START Dataset excerpts

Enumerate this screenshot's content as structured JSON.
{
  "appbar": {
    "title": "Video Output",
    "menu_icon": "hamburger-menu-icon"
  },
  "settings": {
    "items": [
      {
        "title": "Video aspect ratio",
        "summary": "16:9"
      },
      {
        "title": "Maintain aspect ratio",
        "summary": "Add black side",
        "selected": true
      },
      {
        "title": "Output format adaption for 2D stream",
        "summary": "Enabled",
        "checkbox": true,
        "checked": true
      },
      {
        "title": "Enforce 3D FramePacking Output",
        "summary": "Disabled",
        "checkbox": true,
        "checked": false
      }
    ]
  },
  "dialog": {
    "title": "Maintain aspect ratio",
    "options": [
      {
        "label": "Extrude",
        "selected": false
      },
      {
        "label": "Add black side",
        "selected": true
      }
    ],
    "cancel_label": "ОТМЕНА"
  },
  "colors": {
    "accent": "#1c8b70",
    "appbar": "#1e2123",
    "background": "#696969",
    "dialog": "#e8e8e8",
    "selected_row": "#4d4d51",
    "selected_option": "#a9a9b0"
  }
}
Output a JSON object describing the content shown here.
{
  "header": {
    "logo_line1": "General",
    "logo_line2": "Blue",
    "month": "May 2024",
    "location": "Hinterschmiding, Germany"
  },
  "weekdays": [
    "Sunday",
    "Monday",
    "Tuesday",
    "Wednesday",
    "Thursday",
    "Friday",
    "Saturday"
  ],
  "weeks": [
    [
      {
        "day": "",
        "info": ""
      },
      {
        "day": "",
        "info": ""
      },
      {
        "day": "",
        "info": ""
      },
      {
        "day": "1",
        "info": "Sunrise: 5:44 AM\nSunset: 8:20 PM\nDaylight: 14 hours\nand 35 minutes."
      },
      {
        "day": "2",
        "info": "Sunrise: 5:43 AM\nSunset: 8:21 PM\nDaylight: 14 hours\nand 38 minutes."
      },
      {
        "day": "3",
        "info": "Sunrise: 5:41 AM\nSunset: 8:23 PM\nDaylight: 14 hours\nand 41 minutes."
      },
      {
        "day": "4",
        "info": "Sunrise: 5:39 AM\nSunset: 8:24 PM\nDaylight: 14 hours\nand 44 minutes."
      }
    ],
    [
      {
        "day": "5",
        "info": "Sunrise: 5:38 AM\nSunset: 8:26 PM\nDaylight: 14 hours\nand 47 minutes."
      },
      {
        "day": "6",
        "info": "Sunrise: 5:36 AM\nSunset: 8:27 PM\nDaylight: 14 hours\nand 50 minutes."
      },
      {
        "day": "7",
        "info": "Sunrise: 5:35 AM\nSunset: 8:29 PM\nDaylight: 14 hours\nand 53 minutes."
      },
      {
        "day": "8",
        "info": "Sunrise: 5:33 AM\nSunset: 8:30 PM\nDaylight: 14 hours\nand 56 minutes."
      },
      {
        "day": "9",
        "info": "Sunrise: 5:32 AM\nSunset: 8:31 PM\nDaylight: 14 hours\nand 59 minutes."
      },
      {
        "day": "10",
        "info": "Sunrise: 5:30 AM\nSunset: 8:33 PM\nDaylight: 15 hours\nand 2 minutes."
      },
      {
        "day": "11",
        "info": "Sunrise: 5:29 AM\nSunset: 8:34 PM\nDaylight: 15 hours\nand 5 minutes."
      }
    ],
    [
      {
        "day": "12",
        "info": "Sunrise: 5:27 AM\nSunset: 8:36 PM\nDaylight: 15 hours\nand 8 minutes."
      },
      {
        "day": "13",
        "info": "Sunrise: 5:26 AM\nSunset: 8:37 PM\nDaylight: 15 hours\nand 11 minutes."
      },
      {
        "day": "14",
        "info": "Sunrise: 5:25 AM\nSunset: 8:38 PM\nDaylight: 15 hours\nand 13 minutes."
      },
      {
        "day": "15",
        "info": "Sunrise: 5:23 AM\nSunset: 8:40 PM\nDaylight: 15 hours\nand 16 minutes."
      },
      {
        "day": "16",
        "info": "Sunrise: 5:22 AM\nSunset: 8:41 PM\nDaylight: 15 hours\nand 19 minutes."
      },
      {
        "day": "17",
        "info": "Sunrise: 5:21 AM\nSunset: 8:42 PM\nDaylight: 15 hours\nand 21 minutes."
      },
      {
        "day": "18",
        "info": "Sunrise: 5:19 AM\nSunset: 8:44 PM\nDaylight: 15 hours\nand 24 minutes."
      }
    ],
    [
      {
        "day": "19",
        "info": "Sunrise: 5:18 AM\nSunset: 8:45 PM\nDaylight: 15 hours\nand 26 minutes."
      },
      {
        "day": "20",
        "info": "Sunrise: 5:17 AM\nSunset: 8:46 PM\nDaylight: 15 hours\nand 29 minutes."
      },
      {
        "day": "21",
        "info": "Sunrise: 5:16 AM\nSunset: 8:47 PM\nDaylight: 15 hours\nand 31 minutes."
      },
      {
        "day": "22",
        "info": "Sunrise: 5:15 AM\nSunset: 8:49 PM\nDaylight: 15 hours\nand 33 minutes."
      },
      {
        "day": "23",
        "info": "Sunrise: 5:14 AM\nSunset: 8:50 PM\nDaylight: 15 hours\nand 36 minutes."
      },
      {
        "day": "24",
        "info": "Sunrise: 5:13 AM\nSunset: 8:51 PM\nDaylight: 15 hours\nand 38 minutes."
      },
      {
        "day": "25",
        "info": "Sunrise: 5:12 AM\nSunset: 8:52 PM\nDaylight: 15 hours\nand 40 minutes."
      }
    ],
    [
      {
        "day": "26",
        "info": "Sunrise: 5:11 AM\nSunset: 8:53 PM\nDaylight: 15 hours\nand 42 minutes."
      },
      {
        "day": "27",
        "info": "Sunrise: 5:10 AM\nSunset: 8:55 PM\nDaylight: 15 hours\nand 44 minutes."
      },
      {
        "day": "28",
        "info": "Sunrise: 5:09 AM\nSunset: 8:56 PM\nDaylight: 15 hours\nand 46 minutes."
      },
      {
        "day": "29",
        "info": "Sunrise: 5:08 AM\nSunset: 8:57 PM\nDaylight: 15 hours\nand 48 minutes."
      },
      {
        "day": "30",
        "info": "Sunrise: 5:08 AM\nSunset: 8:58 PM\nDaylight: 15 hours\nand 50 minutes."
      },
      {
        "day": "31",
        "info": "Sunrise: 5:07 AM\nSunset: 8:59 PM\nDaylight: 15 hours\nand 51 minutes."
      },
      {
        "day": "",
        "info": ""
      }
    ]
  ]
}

END Dataset excerpts

> [Problem statement]: Copy all of the material word for word.

> [The result]:
Enumerate this screenshot's content as structured JSON.
{
  "appbar": {
    "title": "Video Output",
    "menu_icon": "hamburger-menu-icon"
  },
  "settings": {
    "items": [
      {
        "title": "Video aspect ratio",
        "summary": "16:9"
      },
      {
        "title": "Maintain aspect ratio",
        "summary": "Add black side",
        "selected": true
      },
      {
        "title": "Output format adaption for 2D stream",
        "summary": "Enabled",
        "checkbox": true,
        "checked": true
      },
      {
        "title": "Enforce 3D FramePacking Output",
        "summary": "Disabled",
        "checkbox": true,
        "checked": false
      }
    ]
  },
  "dialog": {
    "title": "Maintain aspect ratio",
    "options": [
      {
        "label": "Extrude",
        "selected": false
      },
      {
        "label": "Add black side",
        "selected": true
      }
    ],
    "cancel_label": "ОТМЕНА"
  },
  "colors": {
    "accent": "#1c8b70",
    "appbar": "#1e2123",
    "background": "#696969",
    "dialog": "#e8e8e8",
    "selected_row": "#4d4d51",
    "selected_option": "#a9a9b0"
  }
}
Output a JSON object describing the content shown here.
{
  "header": {
    "logo_line1": "General",
    "logo_line2": "Blue",
    "month": "May 2024",
    "location": "Hinterschmiding, Germany"
  },
  "weekdays": [
    "Sunday",
    "Monday",
    "Tuesday",
    "Wednesday",
    "Thursday",
    "Friday",
    "Saturday"
  ],
  "weeks": [
    [
      {
        "day": "",
        "info": ""
      },
      {
        "day": "",
        "info": ""
      },
      {
        "day": "",
        "info": ""
      },
      {
        "day": "1",
        "info": "Sunrise: 5:44 AM\nSunset: 8:20 PM\nDaylight: 14 hours\nand 35 minutes."
      },
      {
        "day": "2",
        "info": "Sunrise: 5:43 AM\nSunset: 8:21 PM\nDaylight: 14 hours\nand 38 minutes."
      },
      {
        "day": "3",
        "info": "Sunrise: 5:41 AM\nSunset: 8:23 PM\nDaylight: 14 hours\nand 41 minutes."
      },
      {
        "day": "4",
        "info": "Sunrise: 5:39 AM\nSunset: 8:24 PM\nDaylight: 14 hours\nand 44 minutes."
      }
    ],
    [
      {
        "day": "5",
        "info": "Sunrise: 5:38 AM\nSunset: 8:26 PM\nDaylight: 14 hours\nand 47 minutes."
      },
      {
        "day": "6",
        "info": "Sunrise: 5:36 AM\nSunset: 8:27 PM\nDaylight: 14 hours\nand 50 minutes."
      },
      {
        "day": "7",
        "info": "Sunrise: 5:35 AM\nSunset: 8:29 PM\nDaylight: 14 hours\nand 53 minutes."
      },
      {
        "day": "8",
        "info": "Sunrise: 5:33 AM\nSunset: 8:30 PM\nDaylight: 14 hours\nand 56 minutes."
      },
      {
        "day": "9",
        "info": "Sunrise: 5:32 AM\nSunset: 8:31 PM\nDaylight: 14 hours\nand 59 minutes."
      },
      {
        "day": "10",
        "info": "Sunrise: 5:30 AM\nSunset: 8:33 PM\nDaylight: 15 hours\nand 2 minutes."
      },
      {
        "day": "11",
        "info": "Sunrise: 5:29 AM\nSunset: 8:34 PM\nDaylight: 15 hours\nand 5 minutes."
      }
    ],
    [
      {
        "day": "12",
        "info": "Sunrise: 5:27 AM\nSunset: 8:36 PM\nDaylight: 15 hours\nand 8 minutes."
      },
      {
        "day": "13",
        "info": "Sunrise: 5:26 AM\nSunset: 8:37 PM\nDaylight: 15 hours\nand 11 minutes."
      },
      {
        "day": "14",
        "info": "Sunrise: 5:25 AM\nSunset: 8:38 PM\nDaylight: 15 hours\nand 13 minutes."
      },
      {
        "day": "15",
        "info": "Sunrise: 5:23 AM\nSunset: 8:40 PM\nDaylight: 15 hours\nand 16 minutes."
      },
      {
        "day": "16",
        "info": "Sunrise: 5:22 AM\nSunset: 8:41 PM\nDaylight: 15 hours\nand 19 minutes."
      },
      {
        "day": "17",
        "info": "Sunrise: 5:21 AM\nSunset: 8:42 PM\nDaylight: 15 hours\nand 21 minutes."
      },
      {
        "day": "18",
        "info": "Sunrise: 5:19 AM\nSunset: 8:44 PM\nDaylight: 15 hours\nand 24 minutes."
      }
    ],
    [
      {
        "day": "19",
        "info": "Sunrise: 5:18 AM\nSunset: 8:45 PM\nDaylight: 15 hours\nand 26 minutes."
      },
      {
        "day": "20",
        "info": "Sunrise: 5:17 AM\nSunset: 8:46 PM\nDaylight: 15 hours\nand 29 minutes."
      },
      {
        "day": "21",
        "info": "Sunrise: 5:16 AM\nSunset: 8:47 PM\nDaylight: 15 hours\nand 31 minutes."
      },
      {
        "day": "22",
        "info": "Sunrise: 5:15 AM\nSunset: 8:49 PM\nDaylight: 15 hours\nand 33 minutes."
      },
      {
        "day": "23",
        "info": "Sunrise: 5:14 AM\nSunset: 8:50 PM\nDaylight: 15 hours\nand 36 minutes."
      },
      {
        "day": "24",
        "info": "Sunrise: 5:13 AM\nSunset: 8:51 PM\nDaylight: 15 hours\nand 38 minutes."
      },
      {
        "day": "25",
        "info": "Sunrise: 5:12 AM\nSunset: 8:52 PM\nDaylight: 15 hours\nand 40 minutes."
      }
    ],
    [
      {
        "day": "26",
        "info": "Sunrise: 5:11 AM\nSunset: 8:53 PM\nDaylight: 15 hours\nand 42 minutes."
      },
      {
        "day": "27",
        "info": "Sunrise: 5:10 AM\nSunset: 8:55 PM\nDaylight: 15 hours\nand 44 minutes."
      },
      {
        "day": "28",
        "info": "Sunrise: 5:09 AM\nSunset: 8:56 PM\nDaylight: 15 hours\nand 46 minutes."
      },
      {
        "day": "29",
        "info": "Sunrise: 5:08 AM\nSunset: 8:57 PM\nDaylight: 15 hours\nand 48 minutes."
      },
      {
        "day": "30",
        "info": "Sunrise: 5:08 AM\nSunset: 8:58 PM\nDaylight: 15 hours\nand 50 minutes."
      },
      {
        "day": "31",
        "info": "Sunrise: 5:07 AM\nSunset: 8:59 PM\nDaylight: 15 hours\nand 51 minutes."
      },
      {
        "day": "",
        "info": ""
      }
    ]
  ]
}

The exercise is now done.